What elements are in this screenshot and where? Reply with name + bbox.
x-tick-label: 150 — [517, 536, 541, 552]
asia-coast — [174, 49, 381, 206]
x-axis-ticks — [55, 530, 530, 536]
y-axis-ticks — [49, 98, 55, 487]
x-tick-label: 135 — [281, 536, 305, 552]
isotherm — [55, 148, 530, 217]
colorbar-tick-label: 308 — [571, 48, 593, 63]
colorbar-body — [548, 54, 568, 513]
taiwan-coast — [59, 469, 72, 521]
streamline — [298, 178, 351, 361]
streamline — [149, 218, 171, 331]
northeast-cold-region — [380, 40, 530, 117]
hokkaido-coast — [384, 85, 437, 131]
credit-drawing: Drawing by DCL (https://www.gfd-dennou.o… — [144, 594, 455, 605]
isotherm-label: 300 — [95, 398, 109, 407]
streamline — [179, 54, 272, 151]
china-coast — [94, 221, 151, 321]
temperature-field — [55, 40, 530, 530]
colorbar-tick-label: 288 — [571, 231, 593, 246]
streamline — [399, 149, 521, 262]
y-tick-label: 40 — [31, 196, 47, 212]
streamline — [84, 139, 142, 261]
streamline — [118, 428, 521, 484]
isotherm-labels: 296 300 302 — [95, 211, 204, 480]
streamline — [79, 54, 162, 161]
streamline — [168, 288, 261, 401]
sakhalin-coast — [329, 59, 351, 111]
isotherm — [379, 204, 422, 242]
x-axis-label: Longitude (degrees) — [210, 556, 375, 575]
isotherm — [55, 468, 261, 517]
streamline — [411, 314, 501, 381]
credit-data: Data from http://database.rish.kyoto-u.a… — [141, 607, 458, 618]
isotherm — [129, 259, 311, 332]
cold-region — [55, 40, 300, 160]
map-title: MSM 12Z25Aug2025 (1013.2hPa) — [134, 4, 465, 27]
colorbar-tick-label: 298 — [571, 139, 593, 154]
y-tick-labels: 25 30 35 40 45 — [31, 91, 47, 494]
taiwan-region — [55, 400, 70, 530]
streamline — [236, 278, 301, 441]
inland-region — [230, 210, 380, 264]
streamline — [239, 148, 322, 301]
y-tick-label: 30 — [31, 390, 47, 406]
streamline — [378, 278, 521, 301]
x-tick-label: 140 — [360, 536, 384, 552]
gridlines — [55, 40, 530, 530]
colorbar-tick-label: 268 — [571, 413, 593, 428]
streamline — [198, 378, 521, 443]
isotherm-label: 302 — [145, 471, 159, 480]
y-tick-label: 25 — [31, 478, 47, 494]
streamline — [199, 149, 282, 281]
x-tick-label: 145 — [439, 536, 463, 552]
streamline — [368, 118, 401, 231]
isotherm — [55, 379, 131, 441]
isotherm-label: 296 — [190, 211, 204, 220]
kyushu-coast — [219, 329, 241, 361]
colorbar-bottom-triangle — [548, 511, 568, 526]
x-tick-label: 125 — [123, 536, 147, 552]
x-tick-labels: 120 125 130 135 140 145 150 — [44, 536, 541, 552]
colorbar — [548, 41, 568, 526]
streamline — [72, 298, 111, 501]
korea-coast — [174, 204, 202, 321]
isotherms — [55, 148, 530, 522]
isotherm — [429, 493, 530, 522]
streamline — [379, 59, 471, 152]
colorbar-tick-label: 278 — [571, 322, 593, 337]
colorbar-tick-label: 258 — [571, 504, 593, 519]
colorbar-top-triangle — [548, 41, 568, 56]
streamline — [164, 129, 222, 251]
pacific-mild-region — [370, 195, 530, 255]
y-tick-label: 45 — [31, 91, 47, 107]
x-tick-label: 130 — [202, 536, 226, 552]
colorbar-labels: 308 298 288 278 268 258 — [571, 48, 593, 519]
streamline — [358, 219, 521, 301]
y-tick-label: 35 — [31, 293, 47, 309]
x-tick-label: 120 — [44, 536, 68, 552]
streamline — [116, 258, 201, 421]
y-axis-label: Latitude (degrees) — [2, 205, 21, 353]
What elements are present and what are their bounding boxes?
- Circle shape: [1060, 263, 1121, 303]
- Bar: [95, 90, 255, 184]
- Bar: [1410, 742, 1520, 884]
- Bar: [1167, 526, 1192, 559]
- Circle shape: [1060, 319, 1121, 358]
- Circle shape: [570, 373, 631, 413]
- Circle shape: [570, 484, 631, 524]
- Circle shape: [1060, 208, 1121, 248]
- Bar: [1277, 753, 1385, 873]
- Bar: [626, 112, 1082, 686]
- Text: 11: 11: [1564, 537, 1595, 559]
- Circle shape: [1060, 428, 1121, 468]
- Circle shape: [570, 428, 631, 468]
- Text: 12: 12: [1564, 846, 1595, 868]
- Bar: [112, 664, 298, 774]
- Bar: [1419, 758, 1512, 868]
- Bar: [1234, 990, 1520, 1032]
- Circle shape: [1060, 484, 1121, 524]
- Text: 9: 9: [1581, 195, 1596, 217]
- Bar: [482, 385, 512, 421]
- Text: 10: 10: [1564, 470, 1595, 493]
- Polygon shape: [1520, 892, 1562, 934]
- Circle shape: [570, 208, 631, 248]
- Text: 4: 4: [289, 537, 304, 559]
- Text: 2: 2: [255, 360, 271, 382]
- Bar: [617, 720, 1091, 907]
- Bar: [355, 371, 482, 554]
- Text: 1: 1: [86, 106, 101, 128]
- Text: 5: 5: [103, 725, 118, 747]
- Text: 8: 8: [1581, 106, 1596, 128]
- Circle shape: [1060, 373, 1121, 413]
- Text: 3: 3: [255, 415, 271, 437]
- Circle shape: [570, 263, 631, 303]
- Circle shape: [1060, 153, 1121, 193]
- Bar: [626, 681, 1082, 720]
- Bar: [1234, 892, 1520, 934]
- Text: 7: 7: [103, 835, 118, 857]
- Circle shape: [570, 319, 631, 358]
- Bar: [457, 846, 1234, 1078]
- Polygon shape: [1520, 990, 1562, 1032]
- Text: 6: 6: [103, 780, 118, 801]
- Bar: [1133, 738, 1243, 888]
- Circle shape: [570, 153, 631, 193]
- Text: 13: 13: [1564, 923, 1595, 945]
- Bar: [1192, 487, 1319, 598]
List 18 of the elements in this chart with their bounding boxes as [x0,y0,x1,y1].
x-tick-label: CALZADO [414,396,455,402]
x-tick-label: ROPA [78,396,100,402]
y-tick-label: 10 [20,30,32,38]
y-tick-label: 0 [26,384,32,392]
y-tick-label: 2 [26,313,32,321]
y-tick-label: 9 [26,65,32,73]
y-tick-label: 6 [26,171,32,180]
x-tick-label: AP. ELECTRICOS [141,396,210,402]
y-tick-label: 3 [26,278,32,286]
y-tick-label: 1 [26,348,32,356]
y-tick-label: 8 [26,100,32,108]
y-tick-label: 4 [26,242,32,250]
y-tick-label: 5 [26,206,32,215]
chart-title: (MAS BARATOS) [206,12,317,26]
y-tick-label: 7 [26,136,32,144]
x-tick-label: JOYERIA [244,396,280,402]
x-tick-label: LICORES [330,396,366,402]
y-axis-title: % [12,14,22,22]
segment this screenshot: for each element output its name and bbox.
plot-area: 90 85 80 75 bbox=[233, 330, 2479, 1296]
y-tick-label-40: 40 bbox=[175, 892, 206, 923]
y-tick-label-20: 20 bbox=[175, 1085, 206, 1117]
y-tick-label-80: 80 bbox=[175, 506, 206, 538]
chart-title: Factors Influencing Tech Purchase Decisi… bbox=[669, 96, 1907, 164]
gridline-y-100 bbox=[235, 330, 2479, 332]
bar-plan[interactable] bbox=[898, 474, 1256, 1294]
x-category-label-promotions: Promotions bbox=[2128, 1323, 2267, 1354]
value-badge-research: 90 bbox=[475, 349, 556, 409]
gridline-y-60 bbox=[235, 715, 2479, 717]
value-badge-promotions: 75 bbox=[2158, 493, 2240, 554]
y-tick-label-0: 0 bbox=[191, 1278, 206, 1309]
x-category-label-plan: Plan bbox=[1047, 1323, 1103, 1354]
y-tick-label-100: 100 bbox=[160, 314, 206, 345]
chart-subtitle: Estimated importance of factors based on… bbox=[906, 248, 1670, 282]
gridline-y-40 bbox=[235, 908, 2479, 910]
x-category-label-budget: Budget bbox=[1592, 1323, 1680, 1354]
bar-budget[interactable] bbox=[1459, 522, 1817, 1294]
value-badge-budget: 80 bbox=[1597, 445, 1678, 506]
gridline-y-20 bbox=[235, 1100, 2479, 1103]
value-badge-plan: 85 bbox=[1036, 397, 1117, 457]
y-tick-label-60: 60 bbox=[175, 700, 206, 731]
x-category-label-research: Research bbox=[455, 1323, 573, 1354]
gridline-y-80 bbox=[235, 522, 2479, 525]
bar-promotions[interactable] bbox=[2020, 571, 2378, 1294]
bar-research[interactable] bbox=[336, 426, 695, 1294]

**THE EXERCISE**
Write out the records word for word, starting with their first line and ending after the line that contains "streamline — [236, 278, 301, 441]".

**EXERCISE OUTPUT**
What elements are in this screenshot and where? Reply with name + bbox.
x-tick-label: 150 — [517, 536, 541, 552]
asia-coast — [174, 49, 381, 206]
x-axis-ticks — [55, 530, 530, 536]
y-axis-ticks — [49, 98, 55, 487]
x-tick-label: 135 — [281, 536, 305, 552]
isotherm — [55, 148, 530, 217]
colorbar-tick-label: 308 — [571, 48, 593, 63]
colorbar-body — [548, 54, 568, 513]
taiwan-coast — [59, 469, 72, 521]
streamline — [298, 178, 351, 361]
streamline — [149, 218, 171, 331]
northeast-cold-region — [380, 40, 530, 117]
hokkaido-coast — [384, 85, 437, 131]
credit-drawing: Drawing by DCL (https://www.gfd-dennou.o… — [144, 594, 455, 605]
isotherm-label: 300 — [95, 398, 109, 407]
streamline — [179, 54, 272, 151]
china-coast — [94, 221, 151, 321]
temperature-field — [55, 40, 530, 530]
colorbar-tick-label: 288 — [571, 231, 593, 246]
streamline — [399, 149, 521, 262]
y-tick-label: 40 — [31, 196, 47, 212]
streamline — [84, 139, 142, 261]
streamline — [118, 428, 521, 484]
isotherm-labels: 296 300 302 — [95, 211, 204, 480]
streamline — [79, 54, 162, 161]
streamline — [168, 288, 261, 401]
sakhalin-coast — [329, 59, 351, 111]
isotherm — [379, 204, 422, 242]
x-axis-label: Longitude (degrees) — [210, 556, 375, 575]
isotherm — [55, 468, 261, 517]
streamline — [411, 314, 501, 381]
credit-data: Data from http://database.rish.kyoto-u.a… — [141, 607, 458, 618]
isotherm — [129, 259, 311, 332]
cold-region — [55, 40, 300, 160]
map-title: MSM 12Z25Aug2025 (1013.2hPa) — [134, 4, 465, 27]
colorbar-tick-label: 298 — [571, 139, 593, 154]
y-tick-labels: 25 30 35 40 45 — [31, 91, 47, 494]
taiwan-region — [55, 400, 70, 530]
streamline — [236, 278, 301, 441]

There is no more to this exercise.